In full and without alteration, repeat the material.
══ Records for processing
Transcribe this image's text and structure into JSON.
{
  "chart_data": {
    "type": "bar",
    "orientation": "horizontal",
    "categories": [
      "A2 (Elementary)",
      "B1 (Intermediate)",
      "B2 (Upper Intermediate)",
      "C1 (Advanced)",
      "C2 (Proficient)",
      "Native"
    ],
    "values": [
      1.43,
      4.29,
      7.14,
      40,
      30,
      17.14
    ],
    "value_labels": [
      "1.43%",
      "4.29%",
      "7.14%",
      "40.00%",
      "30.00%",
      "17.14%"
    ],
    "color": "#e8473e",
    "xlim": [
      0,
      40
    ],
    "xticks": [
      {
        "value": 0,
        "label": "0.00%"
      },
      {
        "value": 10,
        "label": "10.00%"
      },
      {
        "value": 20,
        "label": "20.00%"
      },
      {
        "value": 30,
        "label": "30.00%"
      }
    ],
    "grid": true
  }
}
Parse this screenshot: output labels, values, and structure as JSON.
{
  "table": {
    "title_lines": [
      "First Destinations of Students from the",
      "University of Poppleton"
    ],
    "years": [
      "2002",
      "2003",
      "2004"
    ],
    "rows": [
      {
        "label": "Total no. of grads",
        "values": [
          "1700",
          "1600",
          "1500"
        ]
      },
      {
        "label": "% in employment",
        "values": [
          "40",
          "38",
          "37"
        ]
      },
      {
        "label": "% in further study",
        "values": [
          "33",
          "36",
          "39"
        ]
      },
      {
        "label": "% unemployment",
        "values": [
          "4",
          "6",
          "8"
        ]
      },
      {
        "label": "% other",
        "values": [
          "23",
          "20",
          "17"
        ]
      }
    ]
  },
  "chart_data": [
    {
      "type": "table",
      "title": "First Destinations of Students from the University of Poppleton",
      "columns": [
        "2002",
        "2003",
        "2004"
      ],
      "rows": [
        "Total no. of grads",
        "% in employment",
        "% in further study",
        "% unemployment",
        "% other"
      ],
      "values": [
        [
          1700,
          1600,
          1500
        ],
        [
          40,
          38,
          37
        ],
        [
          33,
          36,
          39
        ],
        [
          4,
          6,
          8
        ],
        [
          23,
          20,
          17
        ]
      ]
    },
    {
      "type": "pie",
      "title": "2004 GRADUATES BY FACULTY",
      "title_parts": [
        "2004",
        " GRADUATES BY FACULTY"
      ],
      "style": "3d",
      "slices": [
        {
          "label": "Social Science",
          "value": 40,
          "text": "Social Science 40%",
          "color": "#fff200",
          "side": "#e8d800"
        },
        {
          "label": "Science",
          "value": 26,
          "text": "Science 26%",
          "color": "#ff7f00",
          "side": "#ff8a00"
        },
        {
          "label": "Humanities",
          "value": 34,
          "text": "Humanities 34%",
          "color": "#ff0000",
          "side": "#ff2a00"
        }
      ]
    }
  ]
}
════
**Task solution**.
Transcribe this image's text and structure into JSON.
{
  "chart_data": {
    "type": "bar",
    "orientation": "horizontal",
    "categories": [
      "A2 (Elementary)",
      "B1 (Intermediate)",
      "B2 (Upper Intermediate)",
      "C1 (Advanced)",
      "C2 (Proficient)",
      "Native"
    ],
    "values": [
      1.43,
      4.29,
      7.14,
      40,
      30,
      17.14
    ],
    "value_labels": [
      "1.43%",
      "4.29%",
      "7.14%",
      "40.00%",
      "30.00%",
      "17.14%"
    ],
    "color": "#e8473e",
    "xlim": [
      0,
      40
    ],
    "xticks": [
      {
        "value": 0,
        "label": "0.00%"
      },
      {
        "value": 10,
        "label": "10.00%"
      },
      {
        "value": 20,
        "label": "20.00%"
      },
      {
        "value": 30,
        "label": "30.00%"
      }
    ],
    "grid": true
  }
}
Parse this screenshot: output labels, values, and structure as JSON.
{
  "table": {
    "title_lines": [
      "First Destinations of Students from the",
      "University of Poppleton"
    ],
    "years": [
      "2002",
      "2003",
      "2004"
    ],
    "rows": [
      {
        "label": "Total no. of grads",
        "values": [
          "1700",
          "1600",
          "1500"
        ]
      },
      {
        "label": "% in employment",
        "values": [
          "40",
          "38",
          "37"
        ]
      },
      {
        "label": "% in further study",
        "values": [
          "33",
          "36",
          "39"
        ]
      },
      {
        "label": "% unemployment",
        "values": [
          "4",
          "6",
          "8"
        ]
      },
      {
        "label": "% other",
        "values": [
          "23",
          "20",
          "17"
        ]
      }
    ]
  },
  "chart_data": [
    {
      "type": "table",
      "title": "First Destinations of Students from the University of Poppleton",
      "columns": [
        "2002",
        "2003",
        "2004"
      ],
      "rows": [
        "Total no. of grads",
        "% in employment",
        "% in further study",
        "% unemployment",
        "% other"
      ],
      "values": [
        [
          1700,
          1600,
          1500
        ],
        [
          40,
          38,
          37
        ],
        [
          33,
          36,
          39
        ],
        [
          4,
          6,
          8
        ],
        [
          23,
          20,
          17
        ]
      ]
    },
    {
      "type": "pie",
      "title": "2004 GRADUATES BY FACULTY",
      "title_parts": [
        "2004",
        " GRADUATES BY FACULTY"
      ],
      "style": "3d",
      "slices": [
        {
          "label": "Social Science",
          "value": 40,
          "text": "Social Science 40%",
          "color": "#fff200",
          "side": "#e8d800"
        },
        {
          "label": "Science",
          "value": 26,
          "text": "Science 26%",
          "color": "#ff7f00",
          "side": "#ff8a00"
        },
        {
          "label": "Humanities",
          "value": 34,
          "text": "Humanities 34%",
          "color": "#ff0000",
          "side": "#ff2a00"
        }
      ]
    }
  ]
}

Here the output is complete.